• _Ziel der Aufgabe_
Schreib aus dem Text über die Härte von SPEAK NO EVIL Wort für Wort den Teil ab, der mit „Ich weiß nicht, ob“ anfängt und bis einschließlich „ordentlichen Portion Hoffnungslosigkeit.“ geht.

• _Dokumentauszug_
---
Die Härte von SPEAK NO EVIL (2022) (?) (Spoiler)

Ich weiß nicht, ob sich’s noch rentiert, aber wie heißt’s so schön: es ist schon alles gesagt worden, aber noch nicht von allen…

Jedenfalls scheinen wir uns soweit einig zu sein, dass SPEAK NO EVIL eine sehr gesunde Härte hat, die sich weniger aus dutzenden Szenen ergibt, sondern aufgrund der realen Qual eines dann doch singulären Ereignisses, verbunden mit einer ordentlichen Portion Hoffnungslosigkeit.

Eine andere Frage ist, ob einen diese Härte erreicht, oder ob man den Zugang verliert, weil man die (Nicht-)Handlungen der beteiligten Personen als unrealistisch oder nicht nachvollziehbar wahrnimmt.
---
• _Einträge im Datensatz_
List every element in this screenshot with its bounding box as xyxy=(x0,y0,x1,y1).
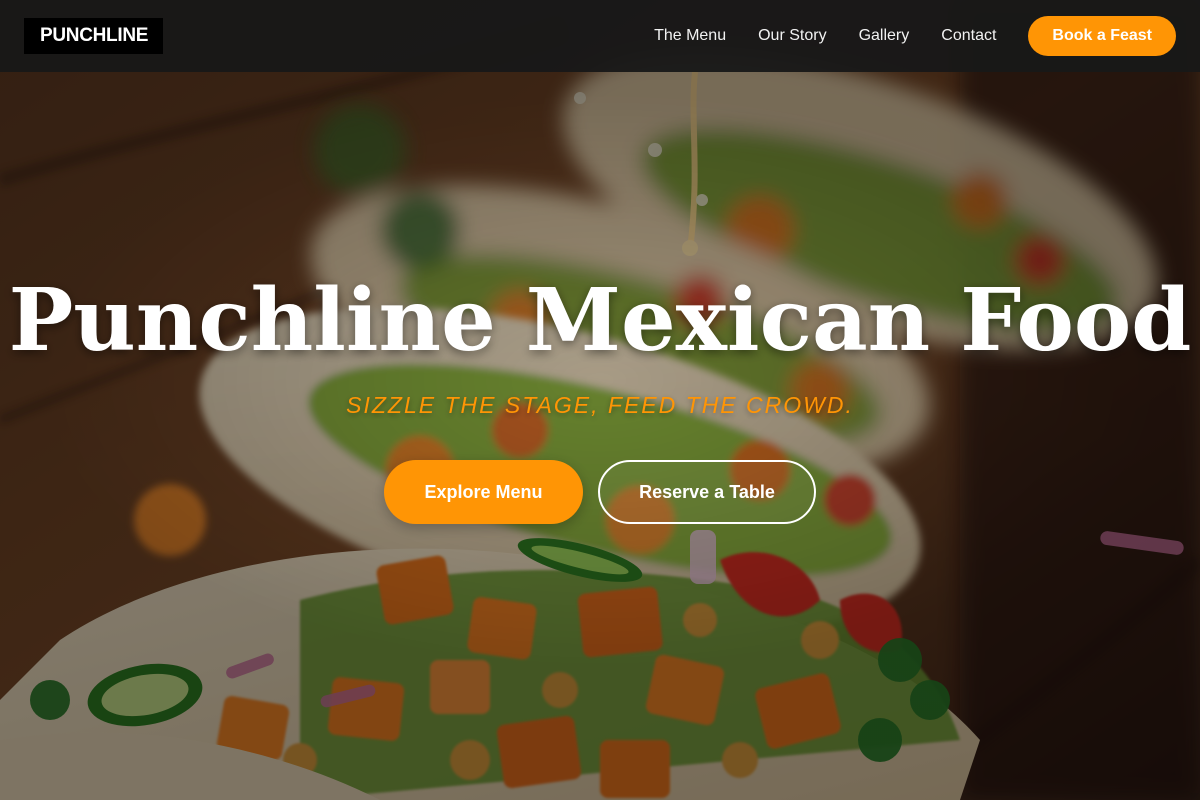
explore-menu-button[interactable]: Explore Menu xyxy=(384,460,583,524)
hero-content: Punchline Mexican Food SIZZLE THE STAGE,… xyxy=(0,0,1200,800)
hero-tagline: SIZZLE THE STAGE, FEED THE CROWD. xyxy=(346,392,854,418)
hero-cta-row: Explore Menu Reserve a Table xyxy=(384,460,816,524)
hero-title: Punchline Mexican Food xyxy=(8,270,1192,371)
reserve-a-table-button[interactable]: Reserve a Table xyxy=(598,460,816,524)
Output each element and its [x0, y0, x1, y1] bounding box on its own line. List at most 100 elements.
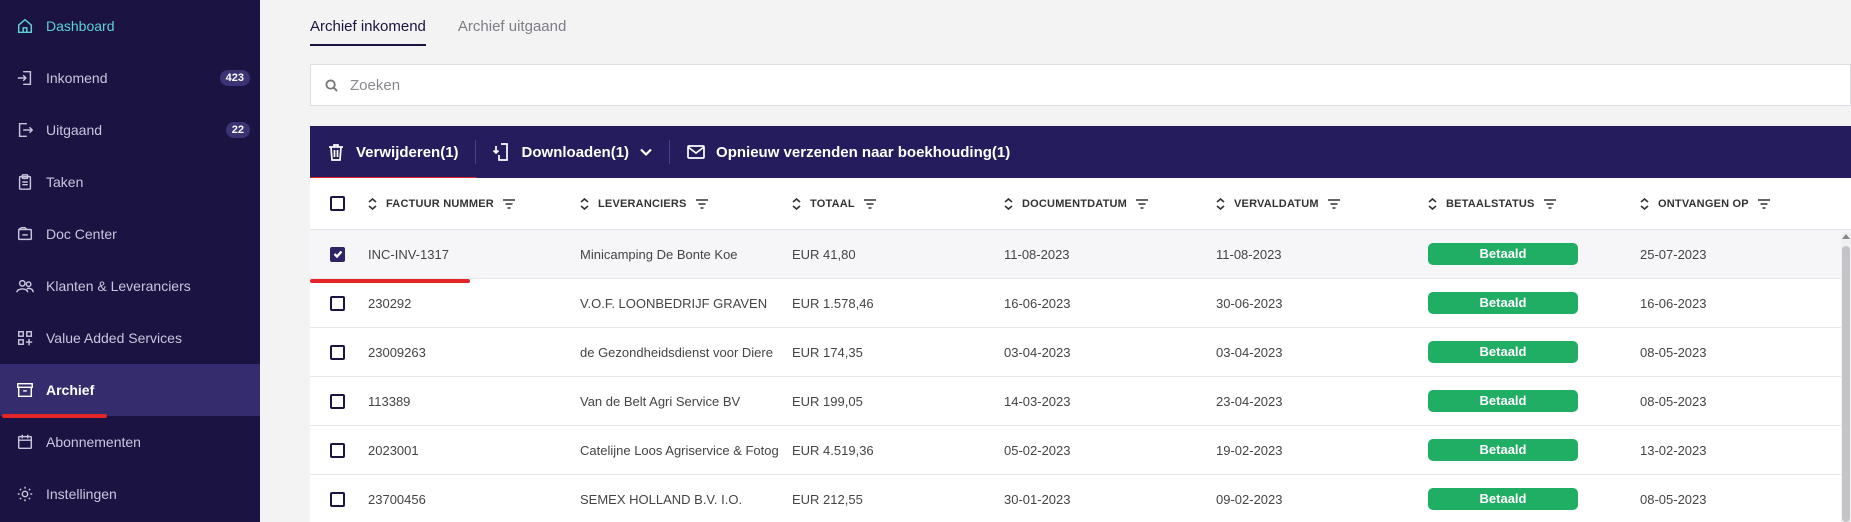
table-header: FACTUUR NUMMER LEVERANCIERS TOTAAL DOCUM… [310, 178, 1851, 230]
sort-icon[interactable] [1216, 197, 1225, 210]
sidebar: Dashboard Inkomend 423 Uitgaand 22 Taken… [0, 0, 260, 522]
tab-archief-uitgaand[interactable]: Archief uitgaand [458, 18, 566, 46]
table-row[interactable]: 230292 V.O.F. LOONBEDRIJF GRAVEN EUR 1.5… [310, 279, 1851, 328]
column-label: LEVERANCIERS [598, 197, 687, 210]
sidebar-item-dashboard[interactable]: Dashboard [0, 0, 260, 52]
total-amount: EUR 4.519,36 [792, 442, 874, 458]
select-all-checkbox[interactable] [330, 196, 345, 211]
users-icon [16, 277, 34, 295]
row-checkbox[interactable] [330, 295, 345, 311]
status-cell: Betaald [1428, 341, 1640, 363]
document-date: 30-01-2023 [1004, 491, 1071, 507]
column-header-ontvangen-op[interactable]: ONTVANGEN OP [1640, 197, 1851, 210]
status-badge: Betaald [1428, 243, 1578, 265]
search-input[interactable] [350, 76, 1723, 94]
column-label: BETAALSTATUS [1446, 197, 1535, 210]
row-checkbox-cell [310, 442, 368, 458]
status-badge: Betaald [1428, 488, 1578, 510]
column-header-totaal[interactable]: TOTAAL [792, 197, 1004, 210]
sort-icon[interactable] [580, 197, 589, 210]
row-checkbox-cell [310, 246, 368, 262]
sidebar-item-abonnementen[interactable]: Abonnementen [0, 416, 260, 468]
chevron-down-icon [640, 148, 652, 157]
column-header-leveranciers[interactable]: LEVERANCIERS [580, 197, 792, 210]
download-button[interactable]: Downloaden(1) [476, 126, 670, 178]
archive-tabs: Archief inkomend Archief uitgaand [310, 18, 566, 46]
table-row[interactable]: 23700456 SEMEX HOLLAND B.V. I.O. EUR 212… [310, 475, 1851, 522]
column-header-factuur-nummer[interactable]: FACTUUR NUMMER [368, 197, 580, 210]
sort-icon[interactable] [368, 197, 377, 210]
due-date: 23-04-2023 [1216, 393, 1283, 409]
sidebar-item-klanten-leveranciers[interactable]: Klanten & Leveranciers [0, 260, 260, 312]
column-header-documentdatum[interactable]: DOCUMENTDATUM [1004, 197, 1216, 210]
scroll-up-arrow-icon[interactable] [1842, 234, 1850, 239]
sidebar-item-label: Value Added Services [46, 330, 182, 346]
status-badge: Betaald [1428, 292, 1578, 314]
search-bar [310, 64, 1851, 106]
received-date: 13-02-2023 [1640, 442, 1707, 458]
received-date: 08-05-2023 [1640, 344, 1707, 360]
received-date: 16-06-2023 [1640, 295, 1707, 311]
total-amount: EUR 1.578,46 [792, 295, 874, 311]
clipboard-icon [16, 173, 34, 191]
sort-icon[interactable] [1640, 197, 1649, 210]
document-date: 11-08-2023 [1004, 246, 1070, 262]
column-label: DOCUMENTDATUM [1022, 197, 1128, 210]
resend-to-accounting-button[interactable]: Opnieuw verzenden naar boekhouding(1) [670, 126, 1026, 178]
table-row[interactable]: 113389 Van de Belt Agri Service BV EUR 1… [310, 377, 1851, 426]
document-date: 05-02-2023 [1004, 442, 1071, 458]
sidebar-item-value-added-services[interactable]: Value Added Services [0, 312, 260, 364]
total-amount: EUR 212,55 [792, 491, 863, 507]
sidebar-item-archief[interactable]: Archief [0, 364, 260, 418]
invoice-number: INC-INV-1317 [368, 246, 449, 262]
sign-in-icon [16, 69, 34, 87]
column-header-betaalstatus[interactable]: BETAALSTATUS [1428, 197, 1640, 210]
filter-icon[interactable] [1757, 198, 1770, 209]
filter-icon[interactable] [695, 198, 708, 209]
total-amount: EUR 41,80 [792, 246, 856, 262]
invoice-number: 230292 [368, 295, 412, 311]
due-date: 09-02-2023 [1216, 491, 1283, 507]
main-content: Archief inkomend Archief uitgaand Verwij… [260, 0, 1851, 522]
sidebar-item-uitgaand[interactable]: Uitgaand 22 [0, 104, 260, 156]
table-row[interactable]: 23009263 de Gezondheidsdienst voor Diere… [310, 328, 1851, 377]
table-row[interactable]: 2023001 Catelijne Loos Agriservice & Fot… [310, 426, 1851, 475]
delete-button[interactable]: Verwijderen(1) [310, 126, 477, 181]
invoice-number: 113389 [368, 393, 411, 409]
uitgaand-count-badge: 22 [225, 122, 250, 138]
supplier-name: V.O.F. LOONBEDRIJF GRAVEN [580, 295, 768, 311]
bulk-action-toolbar: Verwijderen(1) Downloaden(1) Opnieuw ver… [310, 126, 1851, 181]
table-row[interactable]: INC-INV-1317 Minicamping De Bonte Koe EU… [310, 230, 1851, 283]
sidebar-item-label: Inkomend [46, 70, 108, 86]
row-checkbox[interactable] [330, 442, 345, 458]
sort-icon[interactable] [792, 197, 801, 210]
column-label: TOTAAL [810, 197, 855, 210]
status-badge: Betaald [1428, 341, 1578, 363]
sidebar-item-label: Dashboard [46, 18, 115, 34]
row-checkbox[interactable] [330, 491, 345, 507]
sidebar-item-label: Klanten & Leveranciers [46, 278, 191, 294]
scroll-thumb[interactable] [1842, 246, 1850, 522]
row-checkbox[interactable] [330, 344, 345, 360]
column-header-vervaldatum[interactable]: VERVALDATUM [1216, 197, 1428, 210]
tab-archief-inkomend[interactable]: Archief inkomend [310, 18, 426, 46]
sort-icon[interactable] [1428, 197, 1437, 210]
sidebar-item-inkomend[interactable]: Inkomend 423 [0, 52, 260, 104]
filter-icon[interactable] [1327, 198, 1340, 209]
row-checkbox[interactable] [330, 246, 345, 262]
archive-icon [16, 381, 34, 399]
filter-icon[interactable] [1136, 198, 1149, 209]
document-date: 03-04-2023 [1004, 344, 1071, 360]
sort-icon[interactable] [1004, 197, 1013, 210]
filter-icon[interactable] [1543, 198, 1556, 209]
status-cell: Betaald [1428, 243, 1640, 265]
table-scrollbar[interactable] [1841, 232, 1851, 522]
sidebar-item-taken[interactable]: Taken [0, 156, 260, 208]
filter-icon[interactable] [502, 198, 515, 209]
filter-icon[interactable] [863, 198, 876, 209]
sidebar-item-instellingen[interactable]: Instellingen [0, 468, 260, 520]
supplier-name: Minicamping De Bonte Koe [580, 246, 738, 262]
sidebar-item-doc-center[interactable]: Doc Center [0, 208, 260, 260]
row-checkbox[interactable] [330, 393, 345, 409]
inkomend-count-badge: 423 [219, 70, 250, 86]
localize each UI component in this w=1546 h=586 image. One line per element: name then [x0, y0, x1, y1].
---
• _Antwort zur Aufgabe_
Ich weiß nicht, ob sich’s noch rentiert, aber wie heißt’s so schön: es ist schon alles gesagt worden, aber noch nicht von allen…

Jedenfalls scheinen wir uns soweit einig zu sein, dass SPEAK NO EVIL eine sehr gesunde Härte hat, die sich weniger aus dutzenden Szenen ergibt, sondern aufgrund der realen Qual eines dann doch singulären Ereignisses, verbunden mit einer ordentlichen Portion Hoffnungslosigkeit.